## begin Data entries
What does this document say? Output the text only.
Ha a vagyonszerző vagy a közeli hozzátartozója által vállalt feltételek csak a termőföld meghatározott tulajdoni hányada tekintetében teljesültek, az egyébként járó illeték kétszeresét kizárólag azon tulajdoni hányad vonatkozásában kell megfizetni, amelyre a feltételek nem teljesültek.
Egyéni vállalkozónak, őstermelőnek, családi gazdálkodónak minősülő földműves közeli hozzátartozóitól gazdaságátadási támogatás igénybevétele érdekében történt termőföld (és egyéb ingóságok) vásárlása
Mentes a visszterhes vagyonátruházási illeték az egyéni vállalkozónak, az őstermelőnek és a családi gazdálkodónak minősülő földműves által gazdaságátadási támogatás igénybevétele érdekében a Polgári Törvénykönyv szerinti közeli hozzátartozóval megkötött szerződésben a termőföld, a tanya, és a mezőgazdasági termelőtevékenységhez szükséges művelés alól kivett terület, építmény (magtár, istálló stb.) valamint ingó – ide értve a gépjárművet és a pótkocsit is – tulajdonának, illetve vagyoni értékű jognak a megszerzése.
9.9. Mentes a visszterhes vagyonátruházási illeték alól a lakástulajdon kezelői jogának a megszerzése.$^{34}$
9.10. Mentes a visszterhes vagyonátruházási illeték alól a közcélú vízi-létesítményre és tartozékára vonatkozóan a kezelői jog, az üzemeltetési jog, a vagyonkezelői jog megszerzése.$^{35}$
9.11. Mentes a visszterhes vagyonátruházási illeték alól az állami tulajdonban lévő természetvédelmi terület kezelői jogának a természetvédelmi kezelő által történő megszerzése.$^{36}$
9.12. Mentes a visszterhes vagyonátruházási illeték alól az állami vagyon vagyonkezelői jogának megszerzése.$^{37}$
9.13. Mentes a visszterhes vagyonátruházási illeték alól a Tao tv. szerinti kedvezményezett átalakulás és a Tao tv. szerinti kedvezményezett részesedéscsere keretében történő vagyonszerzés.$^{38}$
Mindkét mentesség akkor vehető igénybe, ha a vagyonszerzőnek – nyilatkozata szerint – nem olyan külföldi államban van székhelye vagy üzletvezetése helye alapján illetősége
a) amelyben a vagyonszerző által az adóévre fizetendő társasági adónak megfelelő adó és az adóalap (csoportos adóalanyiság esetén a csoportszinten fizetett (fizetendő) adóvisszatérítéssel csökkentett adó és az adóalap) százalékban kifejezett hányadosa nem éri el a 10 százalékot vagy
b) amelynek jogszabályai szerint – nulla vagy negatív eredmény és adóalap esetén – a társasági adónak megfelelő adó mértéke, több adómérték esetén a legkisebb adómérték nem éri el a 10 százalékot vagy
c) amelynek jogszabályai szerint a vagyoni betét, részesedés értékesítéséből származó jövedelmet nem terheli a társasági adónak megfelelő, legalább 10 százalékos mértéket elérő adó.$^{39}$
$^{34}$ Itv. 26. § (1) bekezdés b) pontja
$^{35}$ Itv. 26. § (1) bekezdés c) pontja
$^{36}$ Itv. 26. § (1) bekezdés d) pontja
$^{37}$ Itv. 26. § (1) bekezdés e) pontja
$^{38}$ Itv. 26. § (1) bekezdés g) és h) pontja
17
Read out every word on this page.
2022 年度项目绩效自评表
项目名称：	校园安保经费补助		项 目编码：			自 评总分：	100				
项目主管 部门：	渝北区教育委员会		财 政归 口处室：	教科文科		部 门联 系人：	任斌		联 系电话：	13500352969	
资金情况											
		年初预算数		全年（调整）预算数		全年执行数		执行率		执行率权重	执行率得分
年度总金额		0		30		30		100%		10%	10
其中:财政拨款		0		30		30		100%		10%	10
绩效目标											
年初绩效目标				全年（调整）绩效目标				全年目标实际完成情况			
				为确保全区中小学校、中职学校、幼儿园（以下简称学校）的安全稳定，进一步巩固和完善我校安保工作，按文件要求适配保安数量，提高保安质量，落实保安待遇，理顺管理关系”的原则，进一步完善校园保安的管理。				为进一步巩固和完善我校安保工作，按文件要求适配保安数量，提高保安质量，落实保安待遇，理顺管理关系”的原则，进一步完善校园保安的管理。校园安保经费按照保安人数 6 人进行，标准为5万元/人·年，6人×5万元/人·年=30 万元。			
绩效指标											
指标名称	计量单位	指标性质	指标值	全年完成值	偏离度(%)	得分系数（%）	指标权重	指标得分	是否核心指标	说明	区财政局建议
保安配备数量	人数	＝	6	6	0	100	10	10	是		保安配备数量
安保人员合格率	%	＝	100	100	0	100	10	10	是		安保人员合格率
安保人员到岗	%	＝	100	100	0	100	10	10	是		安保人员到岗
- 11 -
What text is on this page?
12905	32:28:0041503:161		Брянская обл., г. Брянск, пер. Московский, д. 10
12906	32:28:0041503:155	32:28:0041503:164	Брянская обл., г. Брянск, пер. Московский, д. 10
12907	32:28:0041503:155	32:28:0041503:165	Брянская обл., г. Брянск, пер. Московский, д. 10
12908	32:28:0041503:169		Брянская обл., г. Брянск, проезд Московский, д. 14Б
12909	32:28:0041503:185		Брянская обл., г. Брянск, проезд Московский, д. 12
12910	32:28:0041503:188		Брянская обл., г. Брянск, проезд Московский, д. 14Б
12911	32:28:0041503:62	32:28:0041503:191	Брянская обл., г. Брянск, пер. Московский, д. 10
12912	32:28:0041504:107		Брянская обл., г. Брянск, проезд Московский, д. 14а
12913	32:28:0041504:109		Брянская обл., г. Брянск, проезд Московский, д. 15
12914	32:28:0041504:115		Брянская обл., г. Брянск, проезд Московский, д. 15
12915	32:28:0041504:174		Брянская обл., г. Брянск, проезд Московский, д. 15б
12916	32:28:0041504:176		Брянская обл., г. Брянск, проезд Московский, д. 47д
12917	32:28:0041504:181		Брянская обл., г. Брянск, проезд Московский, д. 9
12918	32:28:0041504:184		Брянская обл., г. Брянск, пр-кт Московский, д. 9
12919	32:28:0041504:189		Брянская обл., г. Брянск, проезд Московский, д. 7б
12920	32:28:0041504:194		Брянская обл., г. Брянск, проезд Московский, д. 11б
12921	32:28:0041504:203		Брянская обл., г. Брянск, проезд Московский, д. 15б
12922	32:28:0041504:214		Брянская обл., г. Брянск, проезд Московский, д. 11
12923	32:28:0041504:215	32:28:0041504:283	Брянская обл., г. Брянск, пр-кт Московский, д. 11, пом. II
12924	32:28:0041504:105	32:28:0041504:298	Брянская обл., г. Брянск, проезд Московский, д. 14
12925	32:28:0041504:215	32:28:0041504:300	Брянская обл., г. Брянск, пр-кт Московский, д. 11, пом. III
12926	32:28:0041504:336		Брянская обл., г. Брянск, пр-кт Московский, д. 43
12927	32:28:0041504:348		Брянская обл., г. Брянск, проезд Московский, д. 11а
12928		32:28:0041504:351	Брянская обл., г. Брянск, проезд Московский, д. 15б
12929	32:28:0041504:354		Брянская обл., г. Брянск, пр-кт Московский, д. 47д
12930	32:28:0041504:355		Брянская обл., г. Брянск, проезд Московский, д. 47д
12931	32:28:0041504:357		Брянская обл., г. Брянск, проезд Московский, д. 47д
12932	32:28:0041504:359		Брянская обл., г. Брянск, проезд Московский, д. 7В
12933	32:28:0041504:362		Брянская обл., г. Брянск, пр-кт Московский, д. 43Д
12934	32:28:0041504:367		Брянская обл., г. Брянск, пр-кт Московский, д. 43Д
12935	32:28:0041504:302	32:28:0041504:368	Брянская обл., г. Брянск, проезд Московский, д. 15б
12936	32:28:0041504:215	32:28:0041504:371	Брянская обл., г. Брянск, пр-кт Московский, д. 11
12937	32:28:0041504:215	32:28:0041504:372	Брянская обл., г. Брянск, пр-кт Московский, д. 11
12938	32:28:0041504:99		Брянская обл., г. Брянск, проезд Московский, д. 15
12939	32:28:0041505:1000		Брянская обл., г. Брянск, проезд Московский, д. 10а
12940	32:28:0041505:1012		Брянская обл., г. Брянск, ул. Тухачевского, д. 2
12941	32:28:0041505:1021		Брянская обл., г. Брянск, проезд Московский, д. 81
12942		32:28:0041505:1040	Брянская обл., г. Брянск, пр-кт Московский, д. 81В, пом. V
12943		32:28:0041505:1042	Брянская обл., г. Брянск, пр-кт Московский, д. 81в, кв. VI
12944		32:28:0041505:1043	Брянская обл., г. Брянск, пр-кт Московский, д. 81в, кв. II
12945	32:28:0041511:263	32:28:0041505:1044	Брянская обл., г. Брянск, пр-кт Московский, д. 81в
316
## end Data entries
## Task goal
Work through the records line by line and tally those with the word "adóalap". Report only the total.

## Written solution
2